Task data:

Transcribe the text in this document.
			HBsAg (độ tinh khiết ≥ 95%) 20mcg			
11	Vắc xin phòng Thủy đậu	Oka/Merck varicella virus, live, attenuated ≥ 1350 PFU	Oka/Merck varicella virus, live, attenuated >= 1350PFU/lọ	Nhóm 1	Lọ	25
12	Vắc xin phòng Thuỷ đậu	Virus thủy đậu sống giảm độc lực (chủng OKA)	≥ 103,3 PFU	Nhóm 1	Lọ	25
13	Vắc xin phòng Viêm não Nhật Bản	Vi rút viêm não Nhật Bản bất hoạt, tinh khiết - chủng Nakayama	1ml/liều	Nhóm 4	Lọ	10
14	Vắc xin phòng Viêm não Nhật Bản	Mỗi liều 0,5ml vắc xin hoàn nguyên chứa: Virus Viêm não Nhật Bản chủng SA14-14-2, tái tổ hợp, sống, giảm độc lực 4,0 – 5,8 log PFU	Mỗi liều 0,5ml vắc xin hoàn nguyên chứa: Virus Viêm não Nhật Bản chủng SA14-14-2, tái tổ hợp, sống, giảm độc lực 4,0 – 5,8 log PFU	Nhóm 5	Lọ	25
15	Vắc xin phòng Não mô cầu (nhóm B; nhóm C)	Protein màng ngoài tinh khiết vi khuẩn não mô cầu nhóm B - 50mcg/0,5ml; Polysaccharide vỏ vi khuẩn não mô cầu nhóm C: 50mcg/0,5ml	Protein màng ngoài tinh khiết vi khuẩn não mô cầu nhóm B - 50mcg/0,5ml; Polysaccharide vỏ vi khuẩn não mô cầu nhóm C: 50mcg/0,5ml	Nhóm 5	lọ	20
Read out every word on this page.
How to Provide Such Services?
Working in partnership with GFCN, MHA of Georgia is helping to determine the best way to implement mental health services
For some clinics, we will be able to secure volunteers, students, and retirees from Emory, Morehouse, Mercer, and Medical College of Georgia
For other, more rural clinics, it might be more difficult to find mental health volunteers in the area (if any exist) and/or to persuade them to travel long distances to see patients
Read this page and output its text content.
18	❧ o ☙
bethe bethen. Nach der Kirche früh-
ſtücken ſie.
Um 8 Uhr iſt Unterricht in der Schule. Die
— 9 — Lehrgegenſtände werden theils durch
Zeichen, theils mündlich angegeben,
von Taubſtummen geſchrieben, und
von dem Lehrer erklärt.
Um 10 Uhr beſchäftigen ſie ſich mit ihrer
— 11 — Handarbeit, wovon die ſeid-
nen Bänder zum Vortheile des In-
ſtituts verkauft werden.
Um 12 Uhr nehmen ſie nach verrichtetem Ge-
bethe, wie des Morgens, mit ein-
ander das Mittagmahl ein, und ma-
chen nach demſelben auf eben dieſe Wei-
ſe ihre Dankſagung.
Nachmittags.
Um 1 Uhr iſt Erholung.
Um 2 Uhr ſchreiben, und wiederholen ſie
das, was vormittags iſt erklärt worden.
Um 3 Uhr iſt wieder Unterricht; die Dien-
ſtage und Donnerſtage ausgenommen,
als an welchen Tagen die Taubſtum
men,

What the task requires:
The full material above needs to be returned unaltered.

Written solution:
Transcribe the text in this document.
			HBsAg (độ tinh khiết ≥ 95%) 20mcg			
11	Vắc xin phòng Thủy đậu	Oka/Merck varicella virus, live, attenuated ≥ 1350 PFU	Oka/Merck varicella virus, live, attenuated >= 1350PFU/lọ	Nhóm 1	Lọ	25
12	Vắc xin phòng Thuỷ đậu	Virus thủy đậu sống giảm độc lực (chủng OKA)	≥ 103,3 PFU	Nhóm 1	Lọ	25
13	Vắc xin phòng Viêm não Nhật Bản	Vi rút viêm não Nhật Bản bất hoạt, tinh khiết - chủng Nakayama	1ml/liều	Nhóm 4	Lọ	10
14	Vắc xin phòng Viêm não Nhật Bản	Mỗi liều 0,5ml vắc xin hoàn nguyên chứa: Virus Viêm não Nhật Bản chủng SA14-14-2, tái tổ hợp, sống, giảm độc lực 4,0 – 5,8 log PFU	Mỗi liều 0,5ml vắc xin hoàn nguyên chứa: Virus Viêm não Nhật Bản chủng SA14-14-2, tái tổ hợp, sống, giảm độc lực 4,0 – 5,8 log PFU	Nhóm 5	Lọ	25
15	Vắc xin phòng Não mô cầu (nhóm B; nhóm C)	Protein màng ngoài tinh khiết vi khuẩn não mô cầu nhóm B - 50mcg/0,5ml; Polysaccharide vỏ vi khuẩn não mô cầu nhóm C: 50mcg/0,5ml	Protein màng ngoài tinh khiết vi khuẩn não mô cầu nhóm B - 50mcg/0,5ml; Polysaccharide vỏ vi khuẩn não mô cầu nhóm C: 50mcg/0,5ml	Nhóm 5	lọ	20
Read out every word on this page.
How to Provide Such Services?
Working in partnership with GFCN, MHA of Georgia is helping to determine the best way to implement mental health services
For some clinics, we will be able to secure volunteers, students, and retirees from Emory, Morehouse, Mercer, and Medical College of Georgia
For other, more rural clinics, it might be more difficult to find mental health volunteers in the area (if any exist) and/or to persuade them to travel long distances to see patients
Read this page and output its text content.
18	❧ o ☙
bethe bethen. Nach der Kirche früh-
ſtücken ſie.
Um 8 Uhr iſt Unterricht in der Schule. Die
— 9 — Lehrgegenſtände werden theils durch
Zeichen, theils mündlich angegeben,
von Taubſtummen geſchrieben, und
von dem Lehrer erklärt.
Um 10 Uhr beſchäftigen ſie ſich mit ihrer
— 11 — Handarbeit, wovon die ſeid-
nen Bänder zum Vortheile des In-
ſtituts verkauft werden.
Um 12 Uhr nehmen ſie nach verrichtetem Ge-
bethe, wie des Morgens, mit ein-
ander das Mittagmahl ein, und ma-
chen nach demſelben auf eben dieſe Wei-
ſe ihre Dankſagung.
Nachmittags.
Um 1 Uhr iſt Erholung.
Um 2 Uhr ſchreiben, und wiederholen ſie
das, was vormittags iſt erklärt worden.
Um 3 Uhr iſt wieder Unterricht; die Dien-
ſtage und Donnerſtage ausgenommen,
als an welchen Tagen die Taubſtum
men,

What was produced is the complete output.